DATA SECTION:
▬▬▬▬▬▬
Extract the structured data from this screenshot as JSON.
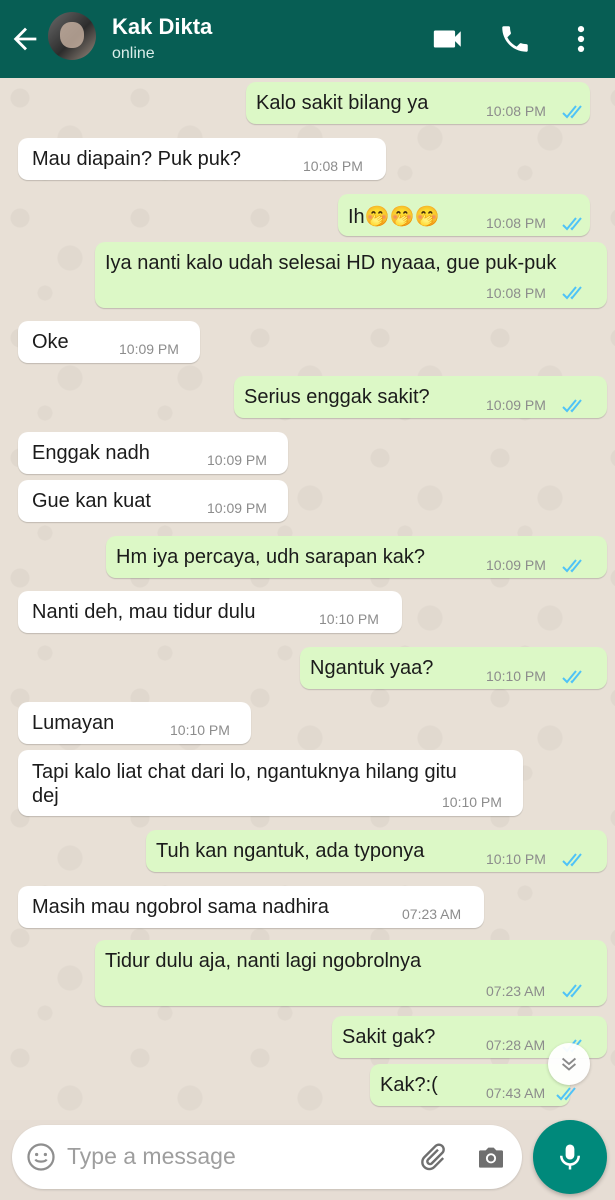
▬▬▬▬▬▬
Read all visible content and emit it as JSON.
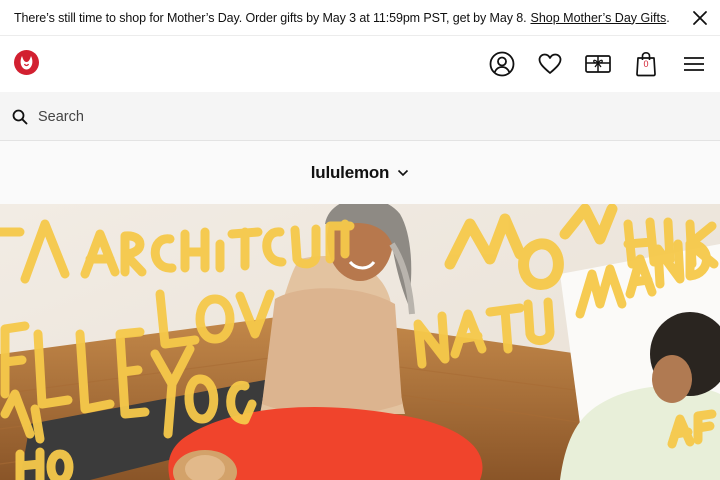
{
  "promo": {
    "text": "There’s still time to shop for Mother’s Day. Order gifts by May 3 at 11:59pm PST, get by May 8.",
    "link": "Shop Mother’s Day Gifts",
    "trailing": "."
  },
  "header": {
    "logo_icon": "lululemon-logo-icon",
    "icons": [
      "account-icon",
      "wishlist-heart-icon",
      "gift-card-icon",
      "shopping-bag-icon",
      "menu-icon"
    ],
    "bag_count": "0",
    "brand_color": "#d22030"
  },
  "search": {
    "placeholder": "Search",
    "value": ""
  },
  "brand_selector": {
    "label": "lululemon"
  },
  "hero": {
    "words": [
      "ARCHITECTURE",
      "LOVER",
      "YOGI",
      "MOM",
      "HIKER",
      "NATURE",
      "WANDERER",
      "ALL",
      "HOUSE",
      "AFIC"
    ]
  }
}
▬▬▬▬▬▬
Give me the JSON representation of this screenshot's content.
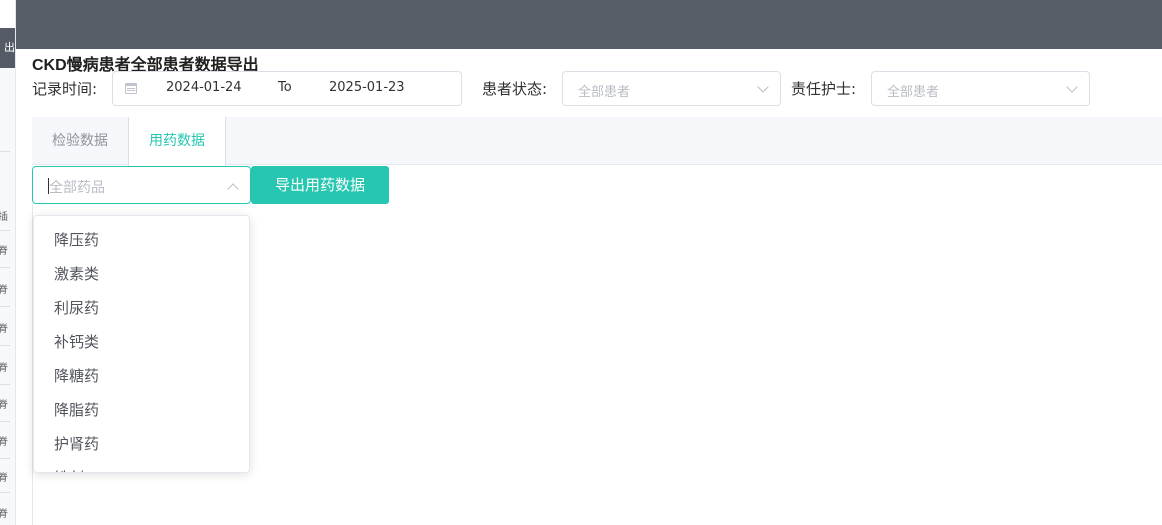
▬▬▬▬▬▬
Collect the lines of the data that carry the word "this".

Extract the structured data from this screenshot as JSON.
Give me the JSON representation of this screenshot's content.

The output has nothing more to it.